GIVEN EXERCISE
Reproduce the records below exactly as given.

Collected data:
--
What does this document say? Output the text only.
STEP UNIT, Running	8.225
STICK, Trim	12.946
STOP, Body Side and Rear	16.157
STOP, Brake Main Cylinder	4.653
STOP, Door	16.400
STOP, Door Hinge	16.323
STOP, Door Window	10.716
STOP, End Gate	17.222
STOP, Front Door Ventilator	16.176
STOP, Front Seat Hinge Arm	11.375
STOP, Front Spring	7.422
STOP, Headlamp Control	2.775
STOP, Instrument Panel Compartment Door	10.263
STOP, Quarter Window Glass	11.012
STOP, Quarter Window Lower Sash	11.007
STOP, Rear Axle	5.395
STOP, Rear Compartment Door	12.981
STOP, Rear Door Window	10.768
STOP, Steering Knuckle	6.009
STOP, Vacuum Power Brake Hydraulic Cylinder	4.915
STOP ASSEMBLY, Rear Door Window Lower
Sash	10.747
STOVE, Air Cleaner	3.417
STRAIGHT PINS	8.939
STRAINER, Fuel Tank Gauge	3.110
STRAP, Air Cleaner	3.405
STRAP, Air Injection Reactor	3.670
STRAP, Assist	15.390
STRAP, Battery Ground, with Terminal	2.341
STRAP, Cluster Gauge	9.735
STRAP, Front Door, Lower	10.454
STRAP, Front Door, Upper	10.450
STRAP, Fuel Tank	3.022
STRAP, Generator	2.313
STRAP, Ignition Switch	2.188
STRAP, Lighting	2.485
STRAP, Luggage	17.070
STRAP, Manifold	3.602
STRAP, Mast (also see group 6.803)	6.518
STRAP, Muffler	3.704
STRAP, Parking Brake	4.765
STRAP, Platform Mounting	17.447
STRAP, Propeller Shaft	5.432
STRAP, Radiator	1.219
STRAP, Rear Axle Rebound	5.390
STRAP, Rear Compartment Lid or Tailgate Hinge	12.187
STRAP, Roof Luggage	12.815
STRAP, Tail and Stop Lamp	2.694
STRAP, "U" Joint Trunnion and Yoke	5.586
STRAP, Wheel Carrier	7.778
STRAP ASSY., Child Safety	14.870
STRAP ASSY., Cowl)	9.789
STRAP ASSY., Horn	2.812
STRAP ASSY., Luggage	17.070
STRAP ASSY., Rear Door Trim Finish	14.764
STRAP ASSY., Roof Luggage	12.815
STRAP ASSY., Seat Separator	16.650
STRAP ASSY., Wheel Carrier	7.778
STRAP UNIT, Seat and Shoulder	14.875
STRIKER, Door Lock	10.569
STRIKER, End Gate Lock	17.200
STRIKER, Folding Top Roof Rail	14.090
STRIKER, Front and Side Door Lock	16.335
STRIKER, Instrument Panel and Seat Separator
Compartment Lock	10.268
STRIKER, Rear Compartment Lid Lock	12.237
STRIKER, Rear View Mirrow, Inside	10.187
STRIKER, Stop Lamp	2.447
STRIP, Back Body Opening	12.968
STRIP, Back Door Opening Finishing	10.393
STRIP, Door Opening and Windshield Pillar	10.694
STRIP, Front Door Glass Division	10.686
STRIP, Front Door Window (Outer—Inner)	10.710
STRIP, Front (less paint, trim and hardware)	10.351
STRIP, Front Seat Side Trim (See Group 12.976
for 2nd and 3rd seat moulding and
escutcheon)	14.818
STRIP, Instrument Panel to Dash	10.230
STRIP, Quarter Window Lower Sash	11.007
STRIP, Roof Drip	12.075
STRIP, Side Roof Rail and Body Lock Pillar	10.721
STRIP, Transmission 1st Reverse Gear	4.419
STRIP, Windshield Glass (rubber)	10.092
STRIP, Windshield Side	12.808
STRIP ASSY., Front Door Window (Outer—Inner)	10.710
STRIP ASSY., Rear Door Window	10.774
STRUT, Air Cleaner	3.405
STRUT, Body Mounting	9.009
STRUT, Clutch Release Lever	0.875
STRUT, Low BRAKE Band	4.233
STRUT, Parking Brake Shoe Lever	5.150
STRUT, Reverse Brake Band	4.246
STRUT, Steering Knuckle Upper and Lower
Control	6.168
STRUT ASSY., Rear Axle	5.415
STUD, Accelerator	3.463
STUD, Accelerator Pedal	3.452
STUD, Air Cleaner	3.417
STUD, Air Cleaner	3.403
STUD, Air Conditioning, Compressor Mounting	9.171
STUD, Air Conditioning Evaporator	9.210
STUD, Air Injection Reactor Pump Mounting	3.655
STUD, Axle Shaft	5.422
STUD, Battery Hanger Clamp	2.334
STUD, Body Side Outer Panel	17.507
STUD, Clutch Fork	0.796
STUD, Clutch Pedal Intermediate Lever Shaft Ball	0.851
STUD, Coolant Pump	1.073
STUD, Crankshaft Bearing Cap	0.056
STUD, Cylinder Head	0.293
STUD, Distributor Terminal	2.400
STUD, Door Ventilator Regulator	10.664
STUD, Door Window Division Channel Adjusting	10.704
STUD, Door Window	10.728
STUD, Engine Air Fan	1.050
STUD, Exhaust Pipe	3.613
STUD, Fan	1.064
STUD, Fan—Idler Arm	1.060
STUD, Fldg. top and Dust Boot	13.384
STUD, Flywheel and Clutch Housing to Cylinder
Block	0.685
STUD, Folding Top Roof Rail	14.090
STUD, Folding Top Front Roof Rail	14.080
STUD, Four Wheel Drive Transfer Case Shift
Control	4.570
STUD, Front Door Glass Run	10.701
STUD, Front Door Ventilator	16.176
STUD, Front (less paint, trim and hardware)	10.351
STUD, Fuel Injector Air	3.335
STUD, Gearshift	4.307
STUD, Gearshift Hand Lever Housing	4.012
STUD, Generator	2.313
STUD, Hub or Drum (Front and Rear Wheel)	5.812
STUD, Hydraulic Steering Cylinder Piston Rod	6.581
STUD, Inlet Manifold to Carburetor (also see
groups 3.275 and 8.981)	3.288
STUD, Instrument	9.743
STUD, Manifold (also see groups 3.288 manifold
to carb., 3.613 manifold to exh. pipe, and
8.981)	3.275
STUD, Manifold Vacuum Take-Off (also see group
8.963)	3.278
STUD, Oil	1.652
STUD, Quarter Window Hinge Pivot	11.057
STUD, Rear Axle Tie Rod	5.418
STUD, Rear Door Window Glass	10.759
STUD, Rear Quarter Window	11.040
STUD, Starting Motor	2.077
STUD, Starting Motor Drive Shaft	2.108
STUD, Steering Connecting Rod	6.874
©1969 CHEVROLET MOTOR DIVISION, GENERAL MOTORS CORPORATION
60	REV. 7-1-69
--
IN RESPONSE
What does this document say? Output the text only.
STEP UNIT, Running	8.225
STICK, Trim	12.946
STOP, Body Side and Rear	16.157
STOP, Brake Main Cylinder	4.653
STOP, Door	16.400
STOP, Door Hinge	16.323
STOP, Door Window	10.716
STOP, End Gate	17.222
STOP, Front Door Ventilator	16.176
STOP, Front Seat Hinge Arm	11.375
STOP, Front Spring	7.422
STOP, Headlamp Control	2.775
STOP, Instrument Panel Compartment Door	10.263
STOP, Quarter Window Glass	11.012
STOP, Quarter Window Lower Sash	11.007
STOP, Rear Axle	5.395
STOP, Rear Compartment Door	12.981
STOP, Rear Door Window	10.768
STOP, Steering Knuckle	6.009
STOP, Vacuum Power Brake Hydraulic Cylinder	4.915
STOP ASSEMBLY, Rear Door Window Lower
Sash	10.747
STOVE, Air Cleaner	3.417
STRAIGHT PINS	8.939
STRAINER, Fuel Tank Gauge	3.110
STRAP, Air Cleaner	3.405
STRAP, Air Injection Reactor	3.670
STRAP, Assist	15.390
STRAP, Battery Ground, with Terminal	2.341
STRAP, Cluster Gauge	9.735
STRAP, Front Door, Lower	10.454
STRAP, Front Door, Upper	10.450
STRAP, Fuel Tank	3.022
STRAP, Generator	2.313
STRAP, Ignition Switch	2.188
STRAP, Lighting	2.485
STRAP, Luggage	17.070
STRAP, Manifold	3.602
STRAP, Mast (also see group 6.803)	6.518
STRAP, Muffler	3.704
STRAP, Parking Brake	4.765
STRAP, Platform Mounting	17.447
STRAP, Propeller Shaft	5.432
STRAP, Radiator	1.219
STRAP, Rear Axle Rebound	5.390
STRAP, Rear Compartment Lid or Tailgate Hinge	12.187
STRAP, Roof Luggage	12.815
STRAP, Tail and Stop Lamp	2.694
STRAP, "U" Joint Trunnion and Yoke	5.586
STRAP, Wheel Carrier	7.778
STRAP ASSY., Child Safety	14.870
STRAP ASSY., Cowl)	9.789
STRAP ASSY., Horn	2.812
STRAP ASSY., Luggage	17.070
STRAP ASSY., Rear Door Trim Finish	14.764
STRAP ASSY., Roof Luggage	12.815
STRAP ASSY., Seat Separator	16.650
STRAP ASSY., Wheel Carrier	7.778
STRAP UNIT, Seat and Shoulder	14.875
STRIKER, Door Lock	10.569
STRIKER, End Gate Lock	17.200
STRIKER, Folding Top Roof Rail	14.090
STRIKER, Front and Side Door Lock	16.335
STRIKER, Instrument Panel and Seat Separator
Compartment Lock	10.268
STRIKER, Rear Compartment Lid Lock	12.237
STRIKER, Rear View Mirrow, Inside	10.187
STRIKER, Stop Lamp	2.447
STRIP, Back Body Opening	12.968
STRIP, Back Door Opening Finishing	10.393
STRIP, Door Opening and Windshield Pillar	10.694
STRIP, Front Door Glass Division	10.686
STRIP, Front Door Window (Outer—Inner)	10.710
STRIP, Front (less paint, trim and hardware)	10.351
STRIP, Front Seat Side Trim (See Group 12.976
for 2nd and 3rd seat moulding and
escutcheon)	14.818
STRIP, Instrument Panel to Dash	10.230
STRIP, Quarter Window Lower Sash	11.007
STRIP, Roof Drip	12.075
STRIP, Side Roof Rail and Body Lock Pillar	10.721
STRIP, Transmission 1st Reverse Gear	4.419
STRIP, Windshield Glass (rubber)	10.092
STRIP, Windshield Side	12.808
STRIP ASSY., Front Door Window (Outer—Inner)	10.710
STRIP ASSY., Rear Door Window	10.774
STRUT, Air Cleaner	3.405
STRUT, Body Mounting	9.009
STRUT, Clutch Release Lever	0.875
STRUT, Low BRAKE Band	4.233
STRUT, Parking Brake Shoe Lever	5.150
STRUT, Reverse Brake Band	4.246
STRUT, Steering Knuckle Upper and Lower
Control	6.168
STRUT ASSY., Rear Axle	5.415
STUD, Accelerator	3.463
STUD, Accelerator Pedal	3.452
STUD, Air Cleaner	3.417
STUD, Air Cleaner	3.403
STUD, Air Conditioning, Compressor Mounting	9.171
STUD, Air Conditioning Evaporator	9.210
STUD, Air Injection Reactor Pump Mounting	3.655
STUD, Axle Shaft	5.422
STUD, Battery Hanger Clamp	2.334
STUD, Body Side Outer Panel	17.507
STUD, Clutch Fork	0.796
STUD, Clutch Pedal Intermediate Lever Shaft Ball	0.851
STUD, Coolant Pump	1.073
STUD, Crankshaft Bearing Cap	0.056
STUD, Cylinder Head	0.293
STUD, Distributor Terminal	2.400
STUD, Door Ventilator Regulator	10.664
STUD, Door Window Division Channel Adjusting	10.704
STUD, Door Window	10.728
STUD, Engine Air Fan	1.050
STUD, Exhaust Pipe	3.613
STUD, Fan	1.064
STUD, Fan—Idler Arm	1.060
STUD, Fldg. top and Dust Boot	13.384
STUD, Flywheel and Clutch Housing to Cylinder
Block	0.685
STUD, Folding Top Roof Rail	14.090
STUD, Folding Top Front Roof Rail	14.080
STUD, Four Wheel Drive Transfer Case Shift
Control	4.570
STUD, Front Door Glass Run	10.701
STUD, Front Door Ventilator	16.176
STUD, Front (less paint, trim and hardware)	10.351
STUD, Fuel Injector Air	3.335
STUD, Gearshift	4.307
STUD, Gearshift Hand Lever Housing	4.012
STUD, Generator	2.313
STUD, Hub or Drum (Front and Rear Wheel)	5.812
STUD, Hydraulic Steering Cylinder Piston Rod	6.581
STUD, Inlet Manifold to Carburetor (also see
groups 3.275 and 8.981)	3.288
STUD, Instrument	9.743
STUD, Manifold (also see groups 3.288 manifold
to carb., 3.613 manifold to exh. pipe, and
8.981)	3.275
STUD, Manifold Vacuum Take-Off (also see group
8.963)	3.278
STUD, Oil	1.652
STUD, Quarter Window Hinge Pivot	11.057
STUD, Rear Axle Tie Rod	5.418
STUD, Rear Door Window Glass	10.759
STUD, Rear Quarter Window	11.040
STUD, Starting Motor	2.077
STUD, Starting Motor Drive Shaft	2.108
STUD, Steering Connecting Rod	6.874
©1969 CHEVROLET MOTOR DIVISION, GENERAL MOTORS CORPORATION
60	REV. 7-1-69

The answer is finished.